====== Recorded data
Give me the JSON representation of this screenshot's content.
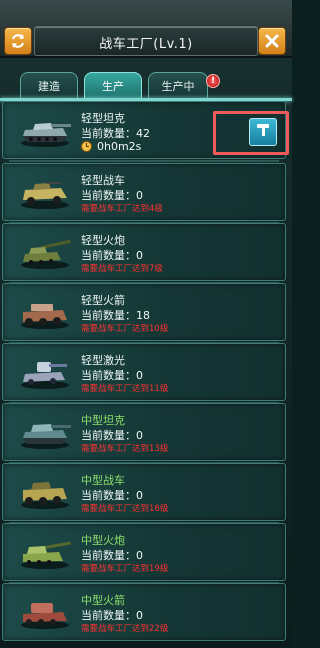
{
  "window": {
    "title": "战车工厂(Lv.1)"
  },
  "tabs": [
    {
      "label": "建造",
      "active": false
    },
    {
      "label": "生产",
      "active": true
    },
    {
      "label": "生产中",
      "active": false
    }
  ],
  "tab_badge": {
    "symbol": "!"
  },
  "icons": {
    "refresh": "refresh-icon",
    "close": "close-icon",
    "build": "hammer-icon",
    "timer": "clock-icon"
  },
  "colors": {
    "requirement": "#ff3030",
    "mid_name": "#8ee06a",
    "highlight": "#ef5a5a",
    "accent": "#37a8a0"
  },
  "units": [
    {
      "name": "轻型坦克",
      "qty": "当前数量：42",
      "timer": "0h0m2s",
      "req": ""
    },
    {
      "name": "轻型战车",
      "qty": "当前数量：0",
      "req": "需要战车工厂达到4级"
    },
    {
      "name": "轻型火炮",
      "qty": "当前数量：0",
      "req": "需要战车工厂达到7级"
    },
    {
      "name": "轻型火箭",
      "qty": "当前数量：18",
      "req": "需要战车工厂达到10级"
    },
    {
      "name": "轻型激光",
      "qty": "当前数量：0",
      "req": "需要战车工厂达到11级"
    },
    {
      "name": "中型坦克",
      "qty": "当前数量：0",
      "req": "需要战车工厂达到13级"
    },
    {
      "name": "中型战车",
      "qty": "当前数量：0",
      "req": "需要战车工厂达到16级"
    },
    {
      "name": "中型火炮",
      "qty": "当前数量：0",
      "req": "需要战车工厂达到19级"
    },
    {
      "name": "中型火箭",
      "qty": "当前数量：0",
      "req": "需要战车工厂达到22级"
    }
  ]
}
============
__Aim of the exercise__:
Ignore the images and quote every line of the listing exactly.

__Written solution__:
Give me the JSON representation of this screenshot's content.
{
  "window": {
    "title": "战车工厂(Lv.1)"
  },
  "tabs": [
    {
      "label": "建造",
      "active": false
    },
    {
      "label": "生产",
      "active": true
    },
    {
      "label": "生产中",
      "active": false
    }
  ],
  "tab_badge": {
    "symbol": "!"
  },
  "icons": {
    "refresh": "refresh-icon",
    "close": "close-icon",
    "build": "hammer-icon",
    "timer": "clock-icon"
  },
  "colors": {
    "requirement": "#ff3030",
    "mid_name": "#8ee06a",
    "highlight": "#ef5a5a",
    "accent": "#37a8a0"
  },
  "units": [
    {
      "name": "轻型坦克",
      "qty": "当前数量：42",
      "timer": "0h0m2s",
      "req": ""
    },
    {
      "name": "轻型战车",
      "qty": "当前数量：0",
      "req": "需要战车工厂达到4级"
    },
    {
      "name": "轻型火炮",
      "qty": "当前数量：0",
      "req": "需要战车工厂达到7级"
    },
    {
      "name": "轻型火箭",
      "qty": "当前数量：18",
      "req": "需要战车工厂达到10级"
    },
    {
      "name": "轻型激光",
      "qty": "当前数量：0",
      "req": "需要战车工厂达到11级"
    },
    {
      "name": "中型坦克",
      "qty": "当前数量：0",
      "req": "需要战车工厂达到13级"
    },
    {
      "name": "中型战车",
      "qty": "当前数量：0",
      "req": "需要战车工厂达到16级"
    },
    {
      "name": "中型火炮",
      "qty": "当前数量：0",
      "req": "需要战车工厂达到19级"
    },
    {
      "name": "中型火箭",
      "qty": "当前数量：0",
      "req": "需要战车工厂达到22级"
    }
  ]
}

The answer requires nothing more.